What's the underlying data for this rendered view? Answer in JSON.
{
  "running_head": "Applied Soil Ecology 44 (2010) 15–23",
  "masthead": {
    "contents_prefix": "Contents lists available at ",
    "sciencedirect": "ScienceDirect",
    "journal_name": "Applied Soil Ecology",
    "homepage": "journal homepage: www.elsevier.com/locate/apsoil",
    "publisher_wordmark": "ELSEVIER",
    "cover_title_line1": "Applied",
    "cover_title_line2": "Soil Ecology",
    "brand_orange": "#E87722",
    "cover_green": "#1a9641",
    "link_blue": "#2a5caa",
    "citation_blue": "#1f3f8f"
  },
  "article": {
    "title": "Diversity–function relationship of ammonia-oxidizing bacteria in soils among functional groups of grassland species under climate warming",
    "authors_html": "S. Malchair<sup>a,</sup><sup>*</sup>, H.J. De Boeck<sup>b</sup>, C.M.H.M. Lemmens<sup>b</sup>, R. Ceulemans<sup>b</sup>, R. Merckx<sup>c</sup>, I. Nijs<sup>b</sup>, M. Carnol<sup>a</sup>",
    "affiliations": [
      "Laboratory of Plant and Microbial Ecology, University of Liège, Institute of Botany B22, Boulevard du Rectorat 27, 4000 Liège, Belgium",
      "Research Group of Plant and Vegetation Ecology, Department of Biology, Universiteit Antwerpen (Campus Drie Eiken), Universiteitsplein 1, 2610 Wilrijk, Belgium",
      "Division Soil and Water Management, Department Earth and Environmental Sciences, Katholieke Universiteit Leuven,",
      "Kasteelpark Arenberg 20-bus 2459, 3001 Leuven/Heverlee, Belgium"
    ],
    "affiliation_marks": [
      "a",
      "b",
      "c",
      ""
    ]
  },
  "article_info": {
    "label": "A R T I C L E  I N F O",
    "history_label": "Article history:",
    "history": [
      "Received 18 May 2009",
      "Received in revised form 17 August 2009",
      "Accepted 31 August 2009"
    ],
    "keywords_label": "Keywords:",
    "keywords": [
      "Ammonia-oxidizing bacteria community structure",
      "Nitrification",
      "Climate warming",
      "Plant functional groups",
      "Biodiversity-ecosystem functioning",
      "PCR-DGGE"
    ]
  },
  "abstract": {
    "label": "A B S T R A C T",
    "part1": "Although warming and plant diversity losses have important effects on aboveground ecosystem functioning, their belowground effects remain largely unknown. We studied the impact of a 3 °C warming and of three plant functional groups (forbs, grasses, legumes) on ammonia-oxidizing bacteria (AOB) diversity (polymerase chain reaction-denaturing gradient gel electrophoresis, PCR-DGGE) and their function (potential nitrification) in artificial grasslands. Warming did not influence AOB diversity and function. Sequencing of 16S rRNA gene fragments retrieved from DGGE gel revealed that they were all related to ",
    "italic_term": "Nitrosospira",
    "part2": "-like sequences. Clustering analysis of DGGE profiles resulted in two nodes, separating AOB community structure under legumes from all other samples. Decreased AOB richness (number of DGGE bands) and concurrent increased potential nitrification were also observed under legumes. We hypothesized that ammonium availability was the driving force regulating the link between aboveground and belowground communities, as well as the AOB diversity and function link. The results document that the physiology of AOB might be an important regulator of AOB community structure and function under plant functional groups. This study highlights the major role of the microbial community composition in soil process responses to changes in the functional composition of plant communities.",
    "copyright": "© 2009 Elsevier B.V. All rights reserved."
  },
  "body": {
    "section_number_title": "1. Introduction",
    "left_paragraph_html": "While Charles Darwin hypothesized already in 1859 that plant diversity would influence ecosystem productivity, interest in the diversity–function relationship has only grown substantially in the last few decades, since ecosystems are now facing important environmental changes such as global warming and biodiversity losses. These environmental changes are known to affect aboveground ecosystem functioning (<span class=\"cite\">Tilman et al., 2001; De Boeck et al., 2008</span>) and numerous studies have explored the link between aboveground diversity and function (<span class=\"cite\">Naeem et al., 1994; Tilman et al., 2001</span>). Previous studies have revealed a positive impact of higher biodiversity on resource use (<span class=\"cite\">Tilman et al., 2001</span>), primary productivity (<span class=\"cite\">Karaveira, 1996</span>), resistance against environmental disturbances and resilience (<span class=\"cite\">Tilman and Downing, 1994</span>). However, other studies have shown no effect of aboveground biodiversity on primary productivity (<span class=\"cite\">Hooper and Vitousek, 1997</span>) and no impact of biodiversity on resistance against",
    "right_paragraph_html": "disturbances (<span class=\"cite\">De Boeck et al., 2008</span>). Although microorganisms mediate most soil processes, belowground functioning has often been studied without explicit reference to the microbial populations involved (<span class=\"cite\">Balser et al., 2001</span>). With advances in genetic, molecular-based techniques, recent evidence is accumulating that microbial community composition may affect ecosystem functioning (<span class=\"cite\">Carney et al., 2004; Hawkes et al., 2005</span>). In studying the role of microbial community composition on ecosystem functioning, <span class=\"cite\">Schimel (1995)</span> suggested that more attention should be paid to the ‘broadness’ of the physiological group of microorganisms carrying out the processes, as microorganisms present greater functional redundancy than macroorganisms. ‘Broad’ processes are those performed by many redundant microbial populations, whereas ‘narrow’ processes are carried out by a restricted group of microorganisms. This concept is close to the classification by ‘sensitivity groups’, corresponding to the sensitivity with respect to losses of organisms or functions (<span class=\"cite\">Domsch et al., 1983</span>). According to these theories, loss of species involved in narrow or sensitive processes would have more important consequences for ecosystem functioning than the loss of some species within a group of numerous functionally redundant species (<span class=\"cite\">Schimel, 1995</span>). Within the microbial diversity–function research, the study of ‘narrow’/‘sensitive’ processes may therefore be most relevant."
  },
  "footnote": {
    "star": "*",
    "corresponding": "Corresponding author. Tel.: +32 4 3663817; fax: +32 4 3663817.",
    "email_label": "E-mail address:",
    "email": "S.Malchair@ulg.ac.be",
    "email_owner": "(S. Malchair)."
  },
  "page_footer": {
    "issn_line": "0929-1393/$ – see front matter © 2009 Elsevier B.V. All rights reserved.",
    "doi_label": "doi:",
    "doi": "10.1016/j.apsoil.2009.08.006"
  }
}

━━━

Exercise goal
Repeat the material in full, exactly as it reads.

Completed exercise
What's the underlying data for this rendered view? Answer in JSON.
{
  "running_head": "Applied Soil Ecology 44 (2010) 15–23",
  "masthead": {
    "contents_prefix": "Contents lists available at ",
    "sciencedirect": "ScienceDirect",
    "journal_name": "Applied Soil Ecology",
    "homepage": "journal homepage: www.elsevier.com/locate/apsoil",
    "publisher_wordmark": "ELSEVIER",
    "cover_title_line1": "Applied",
    "cover_title_line2": "Soil Ecology",
    "brand_orange": "#E87722",
    "cover_green": "#1a9641",
    "link_blue": "#2a5caa",
    "citation_blue": "#1f3f8f"
  },
  "article": {
    "title": "Diversity–function relationship of ammonia-oxidizing bacteria in soils among functional groups of grassland species under climate warming",
    "authors_html": "S. Malchair<sup>a,</sup><sup>*</sup>, H.J. De Boeck<sup>b</sup>, C.M.H.M. Lemmens<sup>b</sup>, R. Ceulemans<sup>b</sup>, R. Merckx<sup>c</sup>, I. Nijs<sup>b</sup>, M. Carnol<sup>a</sup>",
    "affiliations": [
      "Laboratory of Plant and Microbial Ecology, University of Liège, Institute of Botany B22, Boulevard du Rectorat 27, 4000 Liège, Belgium",
      "Research Group of Plant and Vegetation Ecology, Department of Biology, Universiteit Antwerpen (Campus Drie Eiken), Universiteitsplein 1, 2610 Wilrijk, Belgium",
      "Division Soil and Water Management, Department Earth and Environmental Sciences, Katholieke Universiteit Leuven,",
      "Kasteelpark Arenberg 20-bus 2459, 3001 Leuven/Heverlee, Belgium"
    ],
    "affiliation_marks": [
      "a",
      "b",
      "c",
      ""
    ]
  },
  "article_info": {
    "label": "A R T I C L E  I N F O",
    "history_label": "Article history:",
    "history": [
      "Received 18 May 2009",
      "Received in revised form 17 August 2009",
      "Accepted 31 August 2009"
    ],
    "keywords_label": "Keywords:",
    "keywords": [
      "Ammonia-oxidizing bacteria community structure",
      "Nitrification",
      "Climate warming",
      "Plant functional groups",
      "Biodiversity-ecosystem functioning",
      "PCR-DGGE"
    ]
  },
  "abstract": {
    "label": "A B S T R A C T",
    "part1": "Although warming and plant diversity losses have important effects on aboveground ecosystem functioning, their belowground effects remain largely unknown. We studied the impact of a 3 °C warming and of three plant functional groups (forbs, grasses, legumes) on ammonia-oxidizing bacteria (AOB) diversity (polymerase chain reaction-denaturing gradient gel electrophoresis, PCR-DGGE) and their function (potential nitrification) in artificial grasslands. Warming did not influence AOB diversity and function. Sequencing of 16S rRNA gene fragments retrieved from DGGE gel revealed that they were all related to ",
    "italic_term": "Nitrosospira",
    "part2": "-like sequences. Clustering analysis of DGGE profiles resulted in two nodes, separating AOB community structure under legumes from all other samples. Decreased AOB richness (number of DGGE bands) and concurrent increased potential nitrification were also observed under legumes. We hypothesized that ammonium availability was the driving force regulating the link between aboveground and belowground communities, as well as the AOB diversity and function link. The results document that the physiology of AOB might be an important regulator of AOB community structure and function under plant functional groups. This study highlights the major role of the microbial community composition in soil process responses to changes in the functional composition of plant communities.",
    "copyright": "© 2009 Elsevier B.V. All rights reserved."
  },
  "body": {
    "section_number_title": "1. Introduction",
    "left_paragraph_html": "While Charles Darwin hypothesized already in 1859 that plant diversity would influence ecosystem productivity, interest in the diversity–function relationship has only grown substantially in the last few decades, since ecosystems are now facing important environmental changes such as global warming and biodiversity losses. These environmental changes are known to affect aboveground ecosystem functioning (<span class=\"cite\">Tilman et al., 2001; De Boeck et al., 2008</span>) and numerous studies have explored the link between aboveground diversity and function (<span class=\"cite\">Naeem et al., 1994; Tilman et al., 2001</span>). Previous studies have revealed a positive impact of higher biodiversity on resource use (<span class=\"cite\">Tilman et al., 2001</span>), primary productivity (<span class=\"cite\">Karaveira, 1996</span>), resistance against environmental disturbances and resilience (<span class=\"cite\">Tilman and Downing, 1994</span>). However, other studies have shown no effect of aboveground biodiversity on primary productivity (<span class=\"cite\">Hooper and Vitousek, 1997</span>) and no impact of biodiversity on resistance against",
    "right_paragraph_html": "disturbances (<span class=\"cite\">De Boeck et al., 2008</span>). Although microorganisms mediate most soil processes, belowground functioning has often been studied without explicit reference to the microbial populations involved (<span class=\"cite\">Balser et al., 2001</span>). With advances in genetic, molecular-based techniques, recent evidence is accumulating that microbial community composition may affect ecosystem functioning (<span class=\"cite\">Carney et al., 2004; Hawkes et al., 2005</span>). In studying the role of microbial community composition on ecosystem functioning, <span class=\"cite\">Schimel (1995)</span> suggested that more attention should be paid to the ‘broadness’ of the physiological group of microorganisms carrying out the processes, as microorganisms present greater functional redundancy than macroorganisms. ‘Broad’ processes are those performed by many redundant microbial populations, whereas ‘narrow’ processes are carried out by a restricted group of microorganisms. This concept is close to the classification by ‘sensitivity groups’, corresponding to the sensitivity with respect to losses of organisms or functions (<span class=\"cite\">Domsch et al., 1983</span>). According to these theories, loss of species involved in narrow or sensitive processes would have more important consequences for ecosystem functioning than the loss of some species within a group of numerous functionally redundant species (<span class=\"cite\">Schimel, 1995</span>). Within the microbial diversity–function research, the study of ‘narrow’/‘sensitive’ processes may therefore be most relevant."
  },
  "footnote": {
    "star": "*",
    "corresponding": "Corresponding author. Tel.: +32 4 3663817; fax: +32 4 3663817.",
    "email_label": "E-mail address:",
    "email": "S.Malchair@ulg.ac.be",
    "email_owner": "(S. Malchair)."
  },
  "page_footer": {
    "issn_line": "0929-1393/$ – see front matter © 2009 Elsevier B.V. All rights reserved.",
    "doi_label": "doi:",
    "doi": "10.1016/j.apsoil.2009.08.006"
  }
}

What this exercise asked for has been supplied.